TEXTO MOSTRADO
Ser mujer es ser historia
El Día de la Mujer —y especialmente el Día de la Mujer en Ciudad Juárez— nos invita a reflexionar sobre una verdad profunda que durante muchos años ha sido ignorada: cada vez que nace una mujer, nace también una historia. Una historia única e irrepetible; una historia de lucha, de perseverancia, de amor y de valentía.
Desde el primer momento, la vida de una mujer comienza a entrelazarse con los desafíos y las esperanzas de un mundo que, a lo largo del tiempo, les ha impuesto barreras sociales, educativas y laborales que intentaron limitar su participación en la transformación de la sociedad. Sin embargo, ha sido su perseverancia la que ha demostrado que el progreso de una ciudad como Juárez no puede construirse sin ellas.
A lo largo del tiempo, las mujeres han sido el pilar fundamental en la construcción de la sociedad. Han sostenido hogares, han levantado comunidades y han impulsado cambios que muchas veces no han sido reconocidos. En cada madre, en cada hija, en cada trabajadora y en cada soñadora vive una historia que merece ser contada, recordada, valorada y, sobre todo, respetada.
Hoy, las mujeres no solo participan en la vida familiar ni en los roles que equivocadamente se les asignaron durante años; también impulsan la economía, lideran empresas, ocupan cargos públicos en todos los niveles y abren camino a nuevas generaciones que aspiran a vivir en una sociedad más justa e igualitaria.
En ciudades como Juárez, las mujeres sostienen gran parte de la industria: desde las trabajadoras que, día a día, mantienen en movimiento la economía, hasta las estudiantes, emprendedoras y líderes que levantan la voz para exigir respeto, igualdad y nuevas oportunidades.
Cada avance es resultado de su lucha constante por el reconocimiento de sus derechos y de su capacidad para transformar su entorno.

INFORMACIÓN PROPORCIONADA

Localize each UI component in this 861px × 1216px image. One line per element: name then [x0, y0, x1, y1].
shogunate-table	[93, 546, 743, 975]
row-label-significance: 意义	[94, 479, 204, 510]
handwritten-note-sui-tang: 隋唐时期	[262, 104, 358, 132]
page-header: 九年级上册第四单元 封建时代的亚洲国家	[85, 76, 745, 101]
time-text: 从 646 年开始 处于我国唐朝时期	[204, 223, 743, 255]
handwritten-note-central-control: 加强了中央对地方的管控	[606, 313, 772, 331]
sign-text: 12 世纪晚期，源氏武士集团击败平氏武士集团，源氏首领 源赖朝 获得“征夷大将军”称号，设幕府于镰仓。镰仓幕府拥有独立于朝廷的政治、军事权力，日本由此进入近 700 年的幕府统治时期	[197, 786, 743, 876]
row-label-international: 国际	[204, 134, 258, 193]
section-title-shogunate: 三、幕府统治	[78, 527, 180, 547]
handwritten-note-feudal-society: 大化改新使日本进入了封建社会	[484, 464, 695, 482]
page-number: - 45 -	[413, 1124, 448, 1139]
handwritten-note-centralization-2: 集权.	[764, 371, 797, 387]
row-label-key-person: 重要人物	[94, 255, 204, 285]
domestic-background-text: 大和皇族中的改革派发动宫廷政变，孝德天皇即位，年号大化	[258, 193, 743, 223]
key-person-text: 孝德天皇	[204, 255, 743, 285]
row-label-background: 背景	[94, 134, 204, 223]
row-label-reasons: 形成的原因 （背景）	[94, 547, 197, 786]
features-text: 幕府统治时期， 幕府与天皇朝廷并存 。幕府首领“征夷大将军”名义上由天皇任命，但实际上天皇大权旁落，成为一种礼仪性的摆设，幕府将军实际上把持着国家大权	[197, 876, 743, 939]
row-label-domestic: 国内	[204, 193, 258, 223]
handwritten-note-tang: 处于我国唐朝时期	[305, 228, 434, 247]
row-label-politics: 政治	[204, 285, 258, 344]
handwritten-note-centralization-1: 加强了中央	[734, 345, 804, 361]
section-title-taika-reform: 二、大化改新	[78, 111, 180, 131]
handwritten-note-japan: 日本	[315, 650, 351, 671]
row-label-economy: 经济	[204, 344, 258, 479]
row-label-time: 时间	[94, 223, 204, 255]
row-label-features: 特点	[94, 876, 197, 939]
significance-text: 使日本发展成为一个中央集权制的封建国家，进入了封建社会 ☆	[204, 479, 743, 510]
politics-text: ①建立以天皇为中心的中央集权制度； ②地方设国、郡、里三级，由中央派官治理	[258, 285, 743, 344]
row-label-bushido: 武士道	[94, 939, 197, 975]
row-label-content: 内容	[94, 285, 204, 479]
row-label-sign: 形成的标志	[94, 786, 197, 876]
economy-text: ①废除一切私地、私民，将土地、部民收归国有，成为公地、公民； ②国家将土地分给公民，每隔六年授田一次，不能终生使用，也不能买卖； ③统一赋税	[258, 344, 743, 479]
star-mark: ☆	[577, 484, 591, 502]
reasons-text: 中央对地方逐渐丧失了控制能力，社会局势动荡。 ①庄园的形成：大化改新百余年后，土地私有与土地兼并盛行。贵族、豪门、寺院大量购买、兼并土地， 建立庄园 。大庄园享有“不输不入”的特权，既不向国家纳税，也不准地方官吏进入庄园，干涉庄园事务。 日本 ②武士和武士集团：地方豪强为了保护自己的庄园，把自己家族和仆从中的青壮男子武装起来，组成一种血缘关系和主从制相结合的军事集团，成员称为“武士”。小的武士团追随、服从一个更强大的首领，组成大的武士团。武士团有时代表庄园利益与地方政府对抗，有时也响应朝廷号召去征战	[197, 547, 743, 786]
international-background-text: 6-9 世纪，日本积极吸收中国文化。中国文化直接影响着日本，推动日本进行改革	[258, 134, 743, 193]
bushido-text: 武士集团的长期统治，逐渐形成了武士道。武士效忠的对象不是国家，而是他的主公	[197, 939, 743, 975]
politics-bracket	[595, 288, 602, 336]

TAREA
Continúa el texto sobre el Día de la Mujer en Ciudad Juárez a partir de su última oración.

RESPUESTA ESCRITA
Esa lucha es la que también se hace visible cada año en las marchas que pintan las ciudades de todo el mundo de morado. En Juárez miles de mujeres salen a las calles para exigir igualdad, justicia por ellas y por las que ya no están y el derecho fundamental de vivir libres de violencia. Es muy importante, querido lector, que entendamos que no se trata solo de una manifestación, sino de un recordatorio de que aún existen deudas históricas con ellas y de que su voz sigue siendo una fuerza indispensable para impulsar los cambios que la ciudad necesita.
Reconocer su valor, respetarlas y apoyar su desarrollo personal y profesional no es solo un acto de justicia, sino una condición indispensable para construir una sociedad más fuerte, equitativa y con un futuro verdaderamente incluyente.
El Día Internacional de la Mujer no es únicamente una fecha conmemorativa, es una oportunidad para reflexionar colectivamente sobre el papel tan importante que las mujeres desempeñan.
Hoy no las felicitamos. Hoy rompemos patrones junto a ustedes y las acompañamos en su lucha.
Porque ser mujer no es solo una identidad: ser mujer es ser historia y es también la fuerza que ha ayudado a construir el mundo que hoy habitamos.